• _Selected extract_
○ ○ ○ ○ ○ ○ ○

Referring now to the drawings wherein like reference numerals refer to like and corresponding parts throughout the several views, the apparatus disclosed therein to illustrate preferred embodiments of the invention comprise a block 10, a case 11, and an inter-connecting support 12.

The block 10, FIG. 1, has a displacement chamber 20, an inlet orifice 21 leading from supply, and an inlet channel 22 leading to the chamber 20. A valve 23 has a needle 24 for opening and closing the channel 22. A piston 25 operates the needle 24. An air pressure connector 26 supplies pressure to move the piston 25 and needle 24 off the channel 22 to open it and an air pressure connector 27 furnishes pressure to move the piston 25 and needle 24 against the channel 22 to close it.

The block 10 also has an outlet channel 29 and outlet orifice 30 leading to use, a needle 31 for opening and closing the channel 29, a piston 32 on the needle 31 for moving the needle 31 against and away from the channel 29, an air pressure connector 33 for moving the piston 32 in, and an air pressure connector for moving the piston 32 out as in the case of the valve 23.

The case 11, FIGS. 1 and 2, has a cylinder 40, a piston 41, and a piston displacement rod 42 extending from the piston 41 to the displacement chamber 20 in the block 10. A cap 43 surmounts that case 11. An adjustment screw 44 is threaded in the cap 43. The screw 44 abuts the piston 41 and limits the up or evacuating suction-stroke of the rod 42 as desired to provide variable extension into and thus variable displacement in the displacement chamber 20 of the block 10.

An air pressure socket 45 and a relatively small orifice 46 supply air pressure to the top of the piston 41 to move the rod into the chamber 20 and an air pressure socket 47 and a relatively small orifice 48 supply air pressure to the bottom of the piston 41 to move the rod 42 out of the chamber 20.

A relatively large cross-channel 50 extends from the air socket 47 to either side of the case 11. Likewise a relatively large cross-channel 51 extends from the air socket 45 to either side of the case 11. An air tube 52 extends from one end of the cross-channel 51 to the connector 27 on control valve 23 to move the needle 24 in to close the supply channel 22. An air tube 53 extends from the other end of the cross-channel 51 to the connector 34 on control valve 28 to move the needle 31 out to open channel 29 to use. Thus when the piston 41 is powered to move the rod 42 into the displacement chamber 20, the inlet channel 22 is closed preventing escape of material and the outlet channel 29 is open allowing emission of material to use. It is to be noted that the larger channel 51 and tubes 52 and 53 supply air pressure more quickly to the valves 23 and 28 whereas the smaller orifice 46 supplies air pressure more slowly to the displacement piston 41. This insures that the needles 24 and 31 are moved to their respective dispensing positions before the displacement piston 41 and rod 42 are moved to displace the material in the chamber 20 to use.

○ ○ ○ ○ ○ ○ ○

• _Data excerpt_
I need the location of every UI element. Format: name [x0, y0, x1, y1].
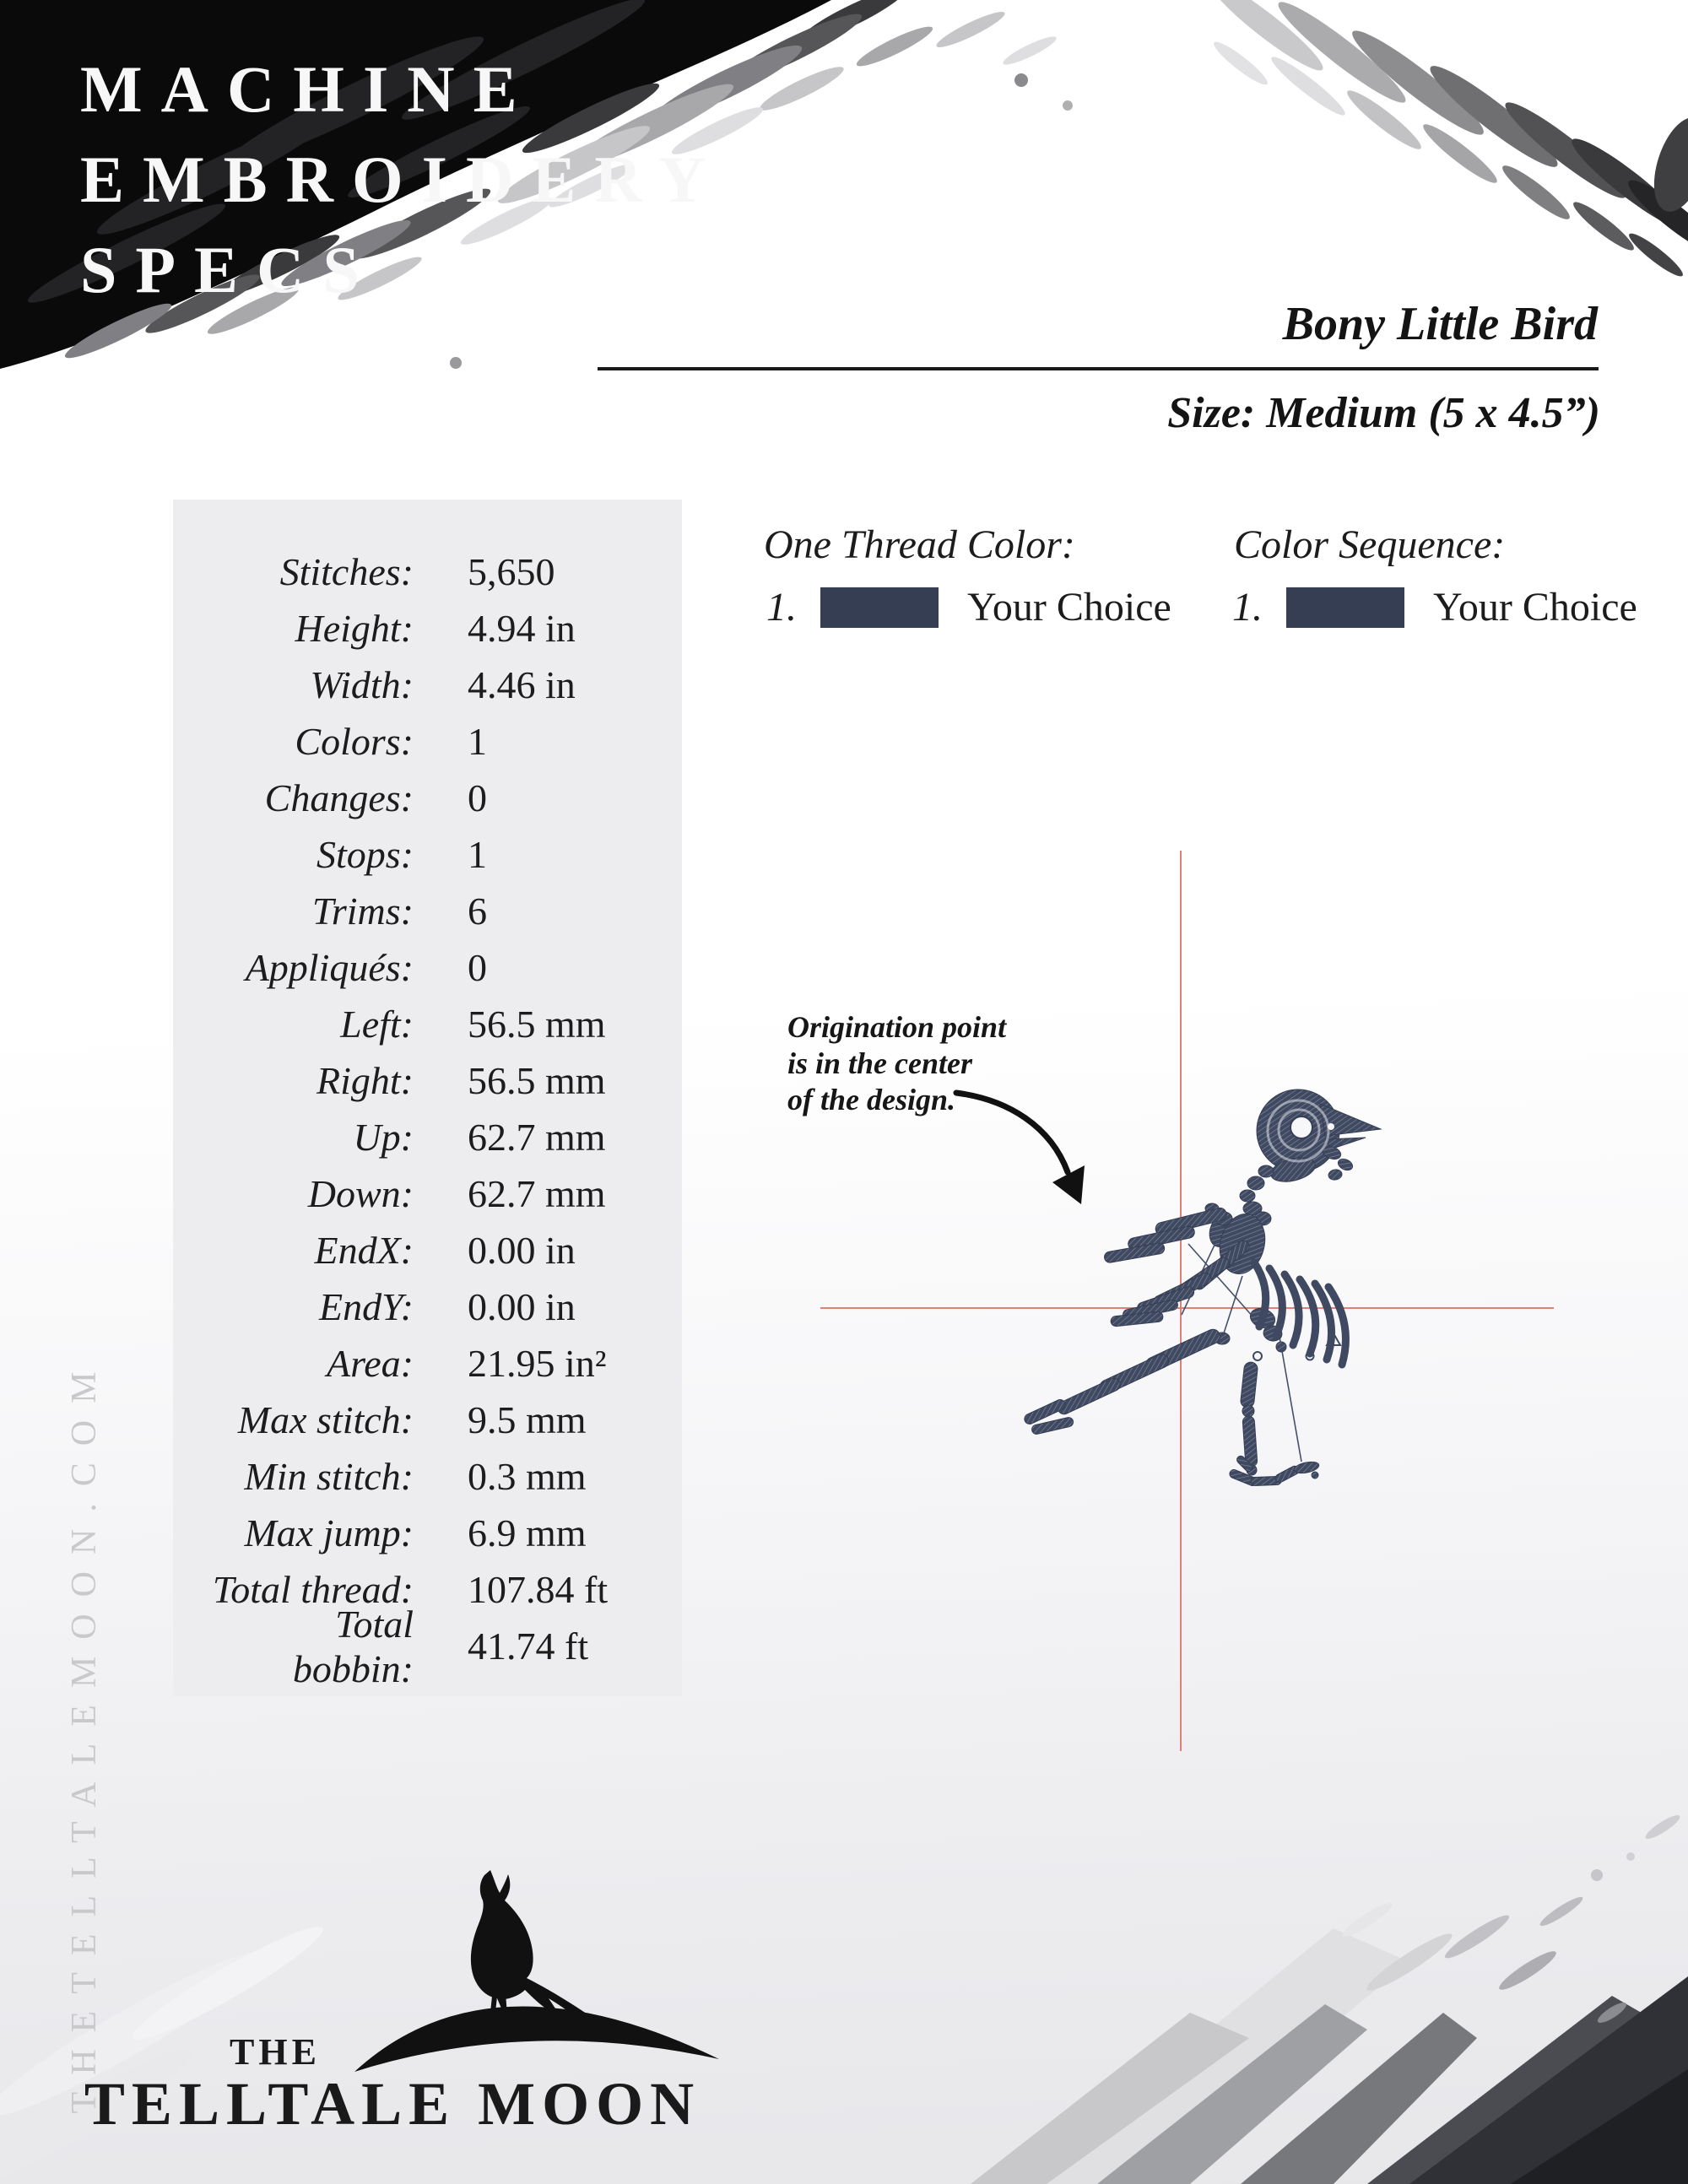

○ ○ ○ ○ ○ ○ ○

• _What to work on_
1) In the dispensing apparatus description, what limits the up or evacuating suction-stroke of the rod 42?
2) List every numbered piston in the dispensing apparatus description.
The material above comes from a separate source and is unrelated to the dispensing apparatus description.

• _Exercise solutions_
1) The adjustment screw 44, threaded in the cap 43 and abutting the piston 41.

2)
- Piston 25, which operates the needle 24
- Piston 32, on the needle 31
- Piston 41, in the cylinder 40 of the case 11